* [WHAT THE TASK ASKS]
Copy every entry word for word, but skip the pictures.

◆ ◆ ◆ ◆

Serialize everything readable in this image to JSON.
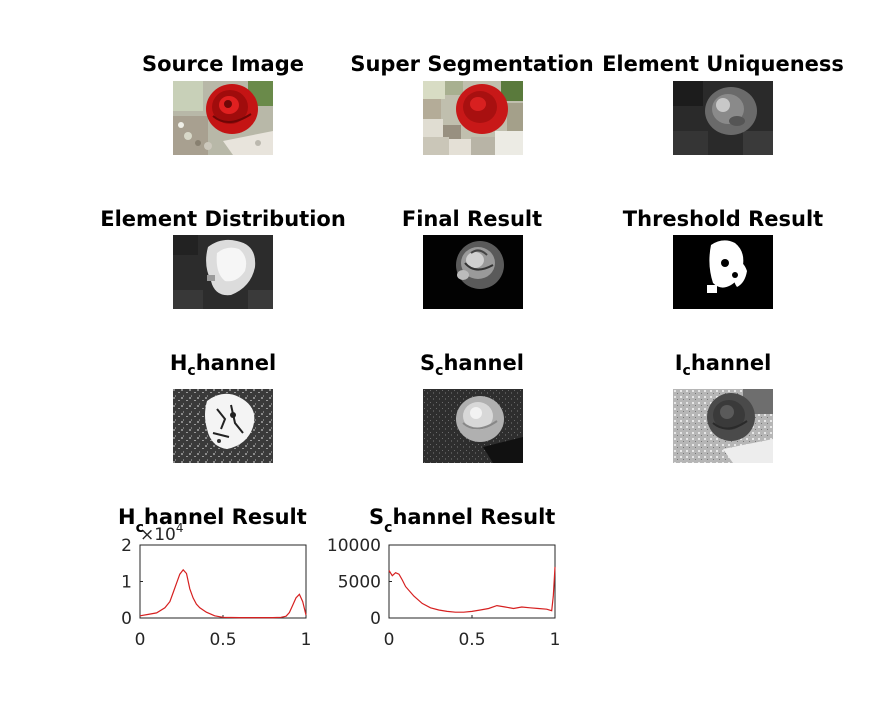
{
  "colors": {
    "curve": "#d62020",
    "axis": "#262626"
  },
  "panels": [
    {
      "title": "Source Image"
    },
    {
      "title": "Super Segmentation"
    },
    {
      "title": "Element Uniqueness"
    },
    {
      "title": "Element Distribution"
    },
    {
      "title": "Final Result"
    },
    {
      "title": "Threshold Result"
    },
    {
      "title_main": "H",
      "title_sub": "c",
      "title_rest": "hannel"
    },
    {
      "title_main": "S",
      "title_sub": "c",
      "title_rest": "hannel"
    },
    {
      "title_main": "I",
      "title_sub": "c",
      "title_rest": "hannel"
    }
  ],
  "chart_data": [
    {
      "type": "line",
      "title_main": "H",
      "title_sub": "c",
      "title_rest": "hannel Result",
      "xlim": [
        0,
        1
      ],
      "ylim": [
        0,
        20000
      ],
      "xticks": [
        "0",
        "0.5",
        "1"
      ],
      "yticks": [
        "0",
        "1",
        "2"
      ],
      "y_multiplier": "×10",
      "y_multiplier_exp": "4",
      "x": [
        0,
        0.05,
        0.1,
        0.15,
        0.18,
        0.2,
        0.22,
        0.24,
        0.26,
        0.28,
        0.3,
        0.32,
        0.34,
        0.36,
        0.4,
        0.45,
        0.5,
        0.6,
        0.7,
        0.8,
        0.85,
        0.88,
        0.9,
        0.92,
        0.94,
        0.96,
        0.98,
        1.0
      ],
      "y": [
        600,
        1000,
        1400,
        2800,
        4500,
        7000,
        9500,
        12000,
        13200,
        12200,
        8000,
        5500,
        3800,
        2800,
        1600,
        600,
        200,
        100,
        100,
        100,
        200,
        500,
        1500,
        3500,
        5500,
        6500,
        4500,
        800
      ]
    },
    {
      "type": "line",
      "title_main": "S",
      "title_sub": "c",
      "title_rest": "hannel Result",
      "xlim": [
        0,
        1
      ],
      "ylim": [
        0,
        10000
      ],
      "xticks": [
        "0",
        "0.5",
        "1"
      ],
      "yticks": [
        "0",
        "5000",
        "10000"
      ],
      "x": [
        0,
        0.02,
        0.04,
        0.06,
        0.08,
        0.1,
        0.15,
        0.2,
        0.25,
        0.3,
        0.35,
        0.4,
        0.45,
        0.5,
        0.55,
        0.6,
        0.65,
        0.7,
        0.75,
        0.8,
        0.85,
        0.9,
        0.95,
        0.98,
        0.99,
        1.0
      ],
      "y": [
        6500,
        5800,
        6200,
        6000,
        5200,
        4300,
        3000,
        2000,
        1400,
        1100,
        900,
        800,
        800,
        900,
        1100,
        1300,
        1700,
        1500,
        1300,
        1500,
        1400,
        1300,
        1200,
        1000,
        3000,
        7000
      ]
    }
  ]
}
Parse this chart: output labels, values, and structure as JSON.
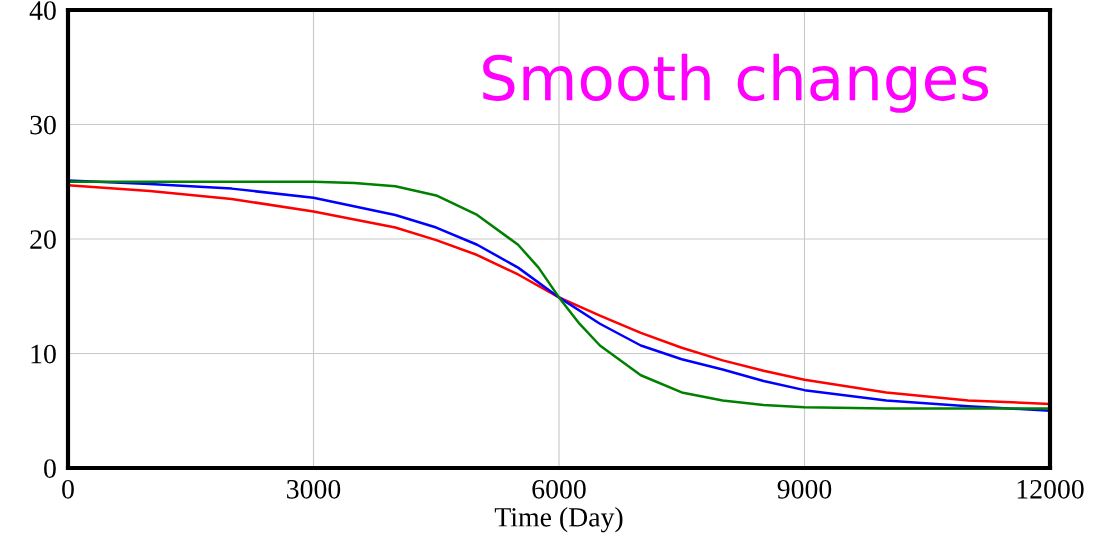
{
  "chart_data": {
    "type": "line",
    "xlabel": "Time (Day)",
    "annotations": [
      "Smooth changes"
    ],
    "xlim": [
      0,
      12000
    ],
    "xticks": [
      0,
      3000,
      6000,
      9000,
      12000
    ],
    "ylim": [
      0,
      40
    ],
    "yticks": [
      0,
      10,
      20,
      30,
      40
    ],
    "grid": true,
    "series": [
      {
        "color": "#ff0000",
        "x": [
          0,
          1000,
          2000,
          3000,
          4000,
          4500,
          5000,
          5500,
          6000,
          6500,
          7000,
          7500,
          8000,
          8500,
          9000,
          10000,
          11000,
          12000
        ],
        "values": [
          24.7,
          24.2,
          23.5,
          22.4,
          21,
          19.9,
          18.6,
          16.9,
          14.9,
          13.3,
          11.8,
          10.5,
          9.4,
          8.5,
          7.7,
          6.6,
          5.9,
          5.6
        ]
      },
      {
        "color": "#0000ff",
        "x": [
          0,
          1000,
          2000,
          3000,
          4000,
          4500,
          5000,
          5500,
          6000,
          6500,
          7000,
          7500,
          8000,
          8500,
          9000,
          10000,
          11000,
          12000
        ],
        "values": [
          25.1,
          24.8,
          24.4,
          23.6,
          22.1,
          21,
          19.5,
          17.5,
          14.9,
          12.6,
          10.7,
          9.5,
          8.6,
          7.6,
          6.8,
          5.9,
          5.4,
          5
        ]
      },
      {
        "color": "#008000",
        "x": [
          0,
          1000,
          2000,
          3000,
          3500,
          4000,
          4500,
          5000,
          5500,
          5750,
          6000,
          6250,
          6500,
          7000,
          7500,
          8000,
          8500,
          9000,
          10000,
          11000,
          12000
        ],
        "values": [
          25,
          25,
          25,
          25,
          24.9,
          24.6,
          23.8,
          22.1,
          19.5,
          17.5,
          14.9,
          12.6,
          10.7,
          8.1,
          6.6,
          5.9,
          5.5,
          5.3,
          5.2,
          5.2,
          5.2
        ]
      }
    ]
  }
}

◆ ◆ ◆ ◆

* [RESPONSE TO THIS EXERCISE]
Serialize everything readable in this image to JSON.
{
  "colors": {
    "curve": "#d62020",
    "axis": "#262626"
  },
  "panels": [
    {
      "title": "Source Image"
    },
    {
      "title": "Super Segmentation"
    },
    {
      "title": "Element Uniqueness"
    },
    {
      "title": "Element Distribution"
    },
    {
      "title": "Final Result"
    },
    {
      "title": "Threshold Result"
    },
    {
      "title_main": "H",
      "title_sub": "c",
      "title_rest": "hannel"
    },
    {
      "title_main": "S",
      "title_sub": "c",
      "title_rest": "hannel"
    },
    {
      "title_main": "I",
      "title_sub": "c",
      "title_rest": "hannel"
    }
  ],
  "chart_data": [
    {
      "type": "line",
      "title_main": "H",
      "title_sub": "c",
      "title_rest": "hannel Result",
      "xlim": [
        0,
        1
      ],
      "ylim": [
        0,
        20000
      ],
      "xticks": [
        "0",
        "0.5",
        "1"
      ],
      "yticks": [
        "0",
        "1",
        "2"
      ],
      "y_multiplier": "×10",
      "y_multiplier_exp": "4",
      "x": [
        0,
        0.05,
        0.1,
        0.15,
        0.18,
        0.2,
        0.22,
        0.24,
        0.26,
        0.28,
        0.3,
        0.32,
        0.34,
        0.36,
        0.4,
        0.45,
        0.5,
        0.6,
        0.7,
        0.8,
        0.85,
        0.88,
        0.9,
        0.92,
        0.94,
        0.96,
        0.98,
        1.0
      ],
      "y": [
        600,
        1000,
        1400,
        2800,
        4500,
        7000,
        9500,
        12000,
        13200,
        12200,
        8000,
        5500,
        3800,
        2800,
        1600,
        600,
        200,
        100,
        100,
        100,
        200,
        500,
        1500,
        3500,
        5500,
        6500,
        4500,
        800
      ]
    },
    {
      "type": "line",
      "title_main": "S",
      "title_sub": "c",
      "title_rest": "hannel Result",
      "xlim": [
        0,
        1
      ],
      "ylim": [
        0,
        10000
      ],
      "xticks": [
        "0",
        "0.5",
        "1"
      ],
      "yticks": [
        "0",
        "5000",
        "10000"
      ],
      "x": [
        0,
        0.02,
        0.04,
        0.06,
        0.08,
        0.1,
        0.15,
        0.2,
        0.25,
        0.3,
        0.35,
        0.4,
        0.45,
        0.5,
        0.55,
        0.6,
        0.65,
        0.7,
        0.75,
        0.8,
        0.85,
        0.9,
        0.95,
        0.98,
        0.99,
        1.0
      ],
      "y": [
        6500,
        5800,
        6200,
        6000,
        5200,
        4300,
        3000,
        2000,
        1400,
        1100,
        900,
        800,
        800,
        900,
        1100,
        1300,
        1700,
        1500,
        1300,
        1500,
        1400,
        1300,
        1200,
        1000,
        3000,
        7000
      ]
    }
  ]
}
Parse this chart: output labels, values, and structure as JSON.
{
  "chart_data": {
    "type": "line",
    "xlabel": "Time (Day)",
    "annotations": [
      "Smooth changes"
    ],
    "xlim": [
      0,
      12000
    ],
    "xticks": [
      0,
      3000,
      6000,
      9000,
      12000
    ],
    "ylim": [
      0,
      40
    ],
    "yticks": [
      0,
      10,
      20,
      30,
      40
    ],
    "grid": true,
    "series": [
      {
        "color": "#ff0000",
        "x": [
          0,
          1000,
          2000,
          3000,
          4000,
          4500,
          5000,
          5500,
          6000,
          6500,
          7000,
          7500,
          8000,
          8500,
          9000,
          10000,
          11000,
          12000
        ],
        "values": [
          24.7,
          24.2,
          23.5,
          22.4,
          21,
          19.9,
          18.6,
          16.9,
          14.9,
          13.3,
          11.8,
          10.5,
          9.4,
          8.5,
          7.7,
          6.6,
          5.9,
          5.6
        ]
      },
      {
        "color": "#0000ff",
        "x": [
          0,
          1000,
          2000,
          3000,
          4000,
          4500,
          5000,
          5500,
          6000,
          6500,
          7000,
          7500,
          8000,
          8500,
          9000,
          10000,
          11000,
          12000
        ],
        "values": [
          25.1,
          24.8,
          24.4,
          23.6,
          22.1,
          21,
          19.5,
          17.5,
          14.9,
          12.6,
          10.7,
          9.5,
          8.6,
          7.6,
          6.8,
          5.9,
          5.4,
          5
        ]
      },
      {
        "color": "#008000",
        "x": [
          0,
          1000,
          2000,
          3000,
          3500,
          4000,
          4500,
          5000,
          5500,
          5750,
          6000,
          6250,
          6500,
          7000,
          7500,
          8000,
          8500,
          9000,
          10000,
          11000,
          12000
        ],
        "values": [
          25,
          25,
          25,
          25,
          24.9,
          24.6,
          23.8,
          22.1,
          19.5,
          17.5,
          14.9,
          12.6,
          10.7,
          8.1,
          6.6,
          5.9,
          5.5,
          5.3,
          5.2,
          5.2,
          5.2
        ]
      }
    ]
  }
}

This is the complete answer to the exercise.